---------- Listed entries

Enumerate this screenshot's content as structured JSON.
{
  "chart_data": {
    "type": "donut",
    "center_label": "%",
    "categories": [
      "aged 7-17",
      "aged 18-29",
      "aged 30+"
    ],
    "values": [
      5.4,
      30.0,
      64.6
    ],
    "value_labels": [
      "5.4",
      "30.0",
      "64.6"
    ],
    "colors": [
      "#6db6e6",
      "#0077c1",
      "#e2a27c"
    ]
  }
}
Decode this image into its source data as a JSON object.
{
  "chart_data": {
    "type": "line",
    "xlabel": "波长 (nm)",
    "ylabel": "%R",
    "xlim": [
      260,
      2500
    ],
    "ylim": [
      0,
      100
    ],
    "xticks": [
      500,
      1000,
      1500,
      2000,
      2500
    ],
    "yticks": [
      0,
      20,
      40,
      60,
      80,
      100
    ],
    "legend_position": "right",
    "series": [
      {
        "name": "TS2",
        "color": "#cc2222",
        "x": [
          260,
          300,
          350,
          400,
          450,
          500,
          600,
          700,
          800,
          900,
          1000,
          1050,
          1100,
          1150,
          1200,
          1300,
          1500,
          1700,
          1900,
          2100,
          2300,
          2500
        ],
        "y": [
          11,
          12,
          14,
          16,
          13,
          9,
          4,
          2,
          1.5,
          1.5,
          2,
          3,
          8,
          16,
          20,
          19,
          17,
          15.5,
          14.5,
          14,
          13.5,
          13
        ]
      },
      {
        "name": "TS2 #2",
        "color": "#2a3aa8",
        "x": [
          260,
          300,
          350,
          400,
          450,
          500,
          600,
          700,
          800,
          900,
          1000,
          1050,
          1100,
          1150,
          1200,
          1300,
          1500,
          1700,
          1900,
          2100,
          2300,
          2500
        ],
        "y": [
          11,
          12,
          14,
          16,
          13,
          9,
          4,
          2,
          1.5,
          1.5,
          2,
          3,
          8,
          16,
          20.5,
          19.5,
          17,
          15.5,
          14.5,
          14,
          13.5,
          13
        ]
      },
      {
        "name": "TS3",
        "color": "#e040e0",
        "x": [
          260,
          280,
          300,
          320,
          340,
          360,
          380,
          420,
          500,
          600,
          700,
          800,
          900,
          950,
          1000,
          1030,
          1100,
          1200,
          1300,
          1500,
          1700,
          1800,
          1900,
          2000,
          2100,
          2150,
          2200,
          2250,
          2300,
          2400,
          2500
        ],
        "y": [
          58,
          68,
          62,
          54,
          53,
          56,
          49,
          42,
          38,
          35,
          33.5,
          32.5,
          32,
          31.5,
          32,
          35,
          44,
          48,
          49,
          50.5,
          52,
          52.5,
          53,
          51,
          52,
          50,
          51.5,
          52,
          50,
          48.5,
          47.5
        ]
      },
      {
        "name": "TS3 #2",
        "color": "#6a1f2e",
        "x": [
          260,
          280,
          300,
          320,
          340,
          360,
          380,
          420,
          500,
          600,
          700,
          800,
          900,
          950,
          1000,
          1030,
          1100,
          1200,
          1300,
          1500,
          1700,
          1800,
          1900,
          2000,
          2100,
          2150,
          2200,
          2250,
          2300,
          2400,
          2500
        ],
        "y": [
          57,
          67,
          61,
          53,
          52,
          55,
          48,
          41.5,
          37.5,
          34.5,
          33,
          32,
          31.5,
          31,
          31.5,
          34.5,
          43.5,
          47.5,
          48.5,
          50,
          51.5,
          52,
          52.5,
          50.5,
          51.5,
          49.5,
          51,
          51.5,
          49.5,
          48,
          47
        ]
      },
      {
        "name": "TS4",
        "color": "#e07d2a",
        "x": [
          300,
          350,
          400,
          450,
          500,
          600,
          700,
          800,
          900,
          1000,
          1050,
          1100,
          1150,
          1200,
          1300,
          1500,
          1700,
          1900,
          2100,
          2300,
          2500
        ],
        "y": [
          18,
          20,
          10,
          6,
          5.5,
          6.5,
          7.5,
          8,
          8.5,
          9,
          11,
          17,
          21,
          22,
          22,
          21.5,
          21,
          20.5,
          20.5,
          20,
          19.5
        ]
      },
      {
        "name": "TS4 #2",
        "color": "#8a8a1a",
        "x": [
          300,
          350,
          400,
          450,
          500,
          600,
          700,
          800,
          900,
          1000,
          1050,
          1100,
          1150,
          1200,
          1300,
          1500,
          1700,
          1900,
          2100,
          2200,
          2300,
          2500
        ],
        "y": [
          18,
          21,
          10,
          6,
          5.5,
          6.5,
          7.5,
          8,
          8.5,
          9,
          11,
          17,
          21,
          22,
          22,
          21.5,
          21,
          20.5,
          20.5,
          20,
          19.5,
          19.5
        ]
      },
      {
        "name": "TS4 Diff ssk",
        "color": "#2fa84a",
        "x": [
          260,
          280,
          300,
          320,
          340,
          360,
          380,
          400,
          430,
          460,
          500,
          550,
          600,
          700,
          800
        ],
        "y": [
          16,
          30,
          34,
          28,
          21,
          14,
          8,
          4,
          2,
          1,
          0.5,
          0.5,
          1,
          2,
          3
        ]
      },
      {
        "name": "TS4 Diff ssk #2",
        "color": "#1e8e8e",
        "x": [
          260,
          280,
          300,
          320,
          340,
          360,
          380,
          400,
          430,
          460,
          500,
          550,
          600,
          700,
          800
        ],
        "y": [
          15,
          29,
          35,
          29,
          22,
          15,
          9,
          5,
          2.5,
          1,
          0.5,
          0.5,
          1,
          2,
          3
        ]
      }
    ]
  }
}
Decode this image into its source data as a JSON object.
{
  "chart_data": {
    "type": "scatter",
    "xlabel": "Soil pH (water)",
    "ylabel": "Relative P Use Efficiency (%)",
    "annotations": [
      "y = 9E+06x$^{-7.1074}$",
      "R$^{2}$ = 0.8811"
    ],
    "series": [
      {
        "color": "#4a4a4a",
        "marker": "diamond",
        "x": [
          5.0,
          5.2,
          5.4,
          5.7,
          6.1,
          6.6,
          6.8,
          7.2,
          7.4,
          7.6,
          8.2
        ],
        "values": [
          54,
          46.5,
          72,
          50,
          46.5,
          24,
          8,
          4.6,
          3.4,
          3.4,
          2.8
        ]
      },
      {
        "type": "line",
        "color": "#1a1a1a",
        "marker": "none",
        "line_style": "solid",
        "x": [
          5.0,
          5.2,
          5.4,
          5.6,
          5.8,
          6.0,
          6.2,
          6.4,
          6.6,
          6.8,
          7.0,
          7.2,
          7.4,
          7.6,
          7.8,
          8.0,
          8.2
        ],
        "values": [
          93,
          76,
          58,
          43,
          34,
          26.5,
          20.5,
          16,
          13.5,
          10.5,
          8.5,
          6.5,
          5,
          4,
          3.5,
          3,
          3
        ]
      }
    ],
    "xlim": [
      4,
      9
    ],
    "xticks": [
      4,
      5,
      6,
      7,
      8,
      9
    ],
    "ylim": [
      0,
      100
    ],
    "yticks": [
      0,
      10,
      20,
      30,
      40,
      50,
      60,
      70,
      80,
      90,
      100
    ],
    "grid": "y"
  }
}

--------------------

» Problem
Your task is to repeat every line exactly.

» Correct result
Enumerate this screenshot's content as structured JSON.
{
  "chart_data": {
    "type": "donut",
    "center_label": "%",
    "categories": [
      "aged 7-17",
      "aged 18-29",
      "aged 30+"
    ],
    "values": [
      5.4,
      30.0,
      64.6
    ],
    "value_labels": [
      "5.4",
      "30.0",
      "64.6"
    ],
    "colors": [
      "#6db6e6",
      "#0077c1",
      "#e2a27c"
    ]
  }
}
Decode this image into its source data as a JSON object.
{
  "chart_data": {
    "type": "line",
    "xlabel": "波长 (nm)",
    "ylabel": "%R",
    "xlim": [
      260,
      2500
    ],
    "ylim": [
      0,
      100
    ],
    "xticks": [
      500,
      1000,
      1500,
      2000,
      2500
    ],
    "yticks": [
      0,
      20,
      40,
      60,
      80,
      100
    ],
    "legend_position": "right",
    "series": [
      {
        "name": "TS2",
        "color": "#cc2222",
        "x": [
          260,
          300,
          350,
          400,
          450,
          500,
          600,
          700,
          800,
          900,
          1000,
          1050,
          1100,
          1150,
          1200,
          1300,
          1500,
          1700,
          1900,
          2100,
          2300,
          2500
        ],
        "y": [
          11,
          12,
          14,
          16,
          13,
          9,
          4,
          2,
          1.5,
          1.5,
          2,
          3,
          8,
          16,
          20,
          19,
          17,
          15.5,
          14.5,
          14,
          13.5,
          13
        ]
      },
      {
        "name": "TS2 #2",
        "color": "#2a3aa8",
        "x": [
          260,
          300,
          350,
          400,
          450,
          500,
          600,
          700,
          800,
          900,
          1000,
          1050,
          1100,
          1150,
          1200,
          1300,
          1500,
          1700,
          1900,
          2100,
          2300,
          2500
        ],
        "y": [
          11,
          12,
          14,
          16,
          13,
          9,
          4,
          2,
          1.5,
          1.5,
          2,
          3,
          8,
          16,
          20.5,
          19.5,
          17,
          15.5,
          14.5,
          14,
          13.5,
          13
        ]
      },
      {
        "name": "TS3",
        "color": "#e040e0",
        "x": [
          260,
          280,
          300,
          320,
          340,
          360,
          380,
          420,
          500,
          600,
          700,
          800,
          900,
          950,
          1000,
          1030,
          1100,
          1200,
          1300,
          1500,
          1700,
          1800,
          1900,
          2000,
          2100,
          2150,
          2200,
          2250,
          2300,
          2400,
          2500
        ],
        "y": [
          58,
          68,
          62,
          54,
          53,
          56,
          49,
          42,
          38,
          35,
          33.5,
          32.5,
          32,
          31.5,
          32,
          35,
          44,
          48,
          49,
          50.5,
          52,
          52.5,
          53,
          51,
          52,
          50,
          51.5,
          52,
          50,
          48.5,
          47.5
        ]
      },
      {
        "name": "TS3 #2",
        "color": "#6a1f2e",
        "x": [
          260,
          280,
          300,
          320,
          340,
          360,
          380,
          420,
          500,
          600,
          700,
          800,
          900,
          950,
          1000,
          1030,
          1100,
          1200,
          1300,
          1500,
          1700,
          1800,
          1900,
          2000,
          2100,
          2150,
          2200,
          2250,
          2300,
          2400,
          2500
        ],
        "y": [
          57,
          67,
          61,
          53,
          52,
          55,
          48,
          41.5,
          37.5,
          34.5,
          33,
          32,
          31.5,
          31,
          31.5,
          34.5,
          43.5,
          47.5,
          48.5,
          50,
          51.5,
          52,
          52.5,
          50.5,
          51.5,
          49.5,
          51,
          51.5,
          49.5,
          48,
          47
        ]
      },
      {
        "name": "TS4",
        "color": "#e07d2a",
        "x": [
          300,
          350,
          400,
          450,
          500,
          600,
          700,
          800,
          900,
          1000,
          1050,
          1100,
          1150,
          1200,
          1300,
          1500,
          1700,
          1900,
          2100,
          2300,
          2500
        ],
        "y": [
          18,
          20,
          10,
          6,
          5.5,
          6.5,
          7.5,
          8,
          8.5,
          9,
          11,
          17,
          21,
          22,
          22,
          21.5,
          21,
          20.5,
          20.5,
          20,
          19.5
        ]
      },
      {
        "name": "TS4 #2",
        "color": "#8a8a1a",
        "x": [
          300,
          350,
          400,
          450,
          500,
          600,
          700,
          800,
          900,
          1000,
          1050,
          1100,
          1150,
          1200,
          1300,
          1500,
          1700,
          1900,
          2100,
          2200,
          2300,
          2500
        ],
        "y": [
          18,
          21,
          10,
          6,
          5.5,
          6.5,
          7.5,
          8,
          8.5,
          9,
          11,
          17,
          21,
          22,
          22,
          21.5,
          21,
          20.5,
          20.5,
          20,
          19.5,
          19.5
        ]
      },
      {
        "name": "TS4 Diff ssk",
        "color": "#2fa84a",
        "x": [
          260,
          280,
          300,
          320,
          340,
          360,
          380,
          400,
          430,
          460,
          500,
          550,
          600,
          700,
          800
        ],
        "y": [
          16,
          30,
          34,
          28,
          21,
          14,
          8,
          4,
          2,
          1,
          0.5,
          0.5,
          1,
          2,
          3
        ]
      },
      {
        "name": "TS4 Diff ssk #2",
        "color": "#1e8e8e",
        "x": [
          260,
          280,
          300,
          320,
          340,
          360,
          380,
          400,
          430,
          460,
          500,
          550,
          600,
          700,
          800
        ],
        "y": [
          15,
          29,
          35,
          29,
          22,
          15,
          9,
          5,
          2.5,
          1,
          0.5,
          0.5,
          1,
          2,
          3
        ]
      }
    ]
  }
}
Decode this image into its source data as a JSON object.
{
  "chart_data": {
    "type": "scatter",
    "xlabel": "Soil pH (water)",
    "ylabel": "Relative P Use Efficiency (%)",
    "annotations": [
      "y = 9E+06x$^{-7.1074}$",
      "R$^{2}$ = 0.8811"
    ],
    "series": [
      {
        "color": "#4a4a4a",
        "marker": "diamond",
        "x": [
          5.0,
          5.2,
          5.4,
          5.7,
          6.1,
          6.6,
          6.8,
          7.2,
          7.4,
          7.6,
          8.2
        ],
        "values": [
          54,
          46.5,
          72,
          50,
          46.5,
          24,
          8,
          4.6,
          3.4,
          3.4,
          2.8
        ]
      },
      {
        "type": "line",
        "color": "#1a1a1a",
        "marker": "none",
        "line_style": "solid",
        "x": [
          5.0,
          5.2,
          5.4,
          5.6,
          5.8,
          6.0,
          6.2,
          6.4,
          6.6,
          6.8,
          7.0,
          7.2,
          7.4,
          7.6,
          7.8,
          8.0,
          8.2
        ],
        "values": [
          93,
          76,
          58,
          43,
          34,
          26.5,
          20.5,
          16,
          13.5,
          10.5,
          8.5,
          6.5,
          5,
          4,
          3.5,
          3,
          3
        ]
      }
    ],
    "xlim": [
      4,
      9
    ],
    "xticks": [
      4,
      5,
      6,
      7,
      8,
      9
    ],
    "ylim": [
      0,
      100
    ],
    "yticks": [
      0,
      10,
      20,
      30,
      40,
      50,
      60,
      70,
      80,
      90,
      100
    ],
    "grid": "y"
  }
}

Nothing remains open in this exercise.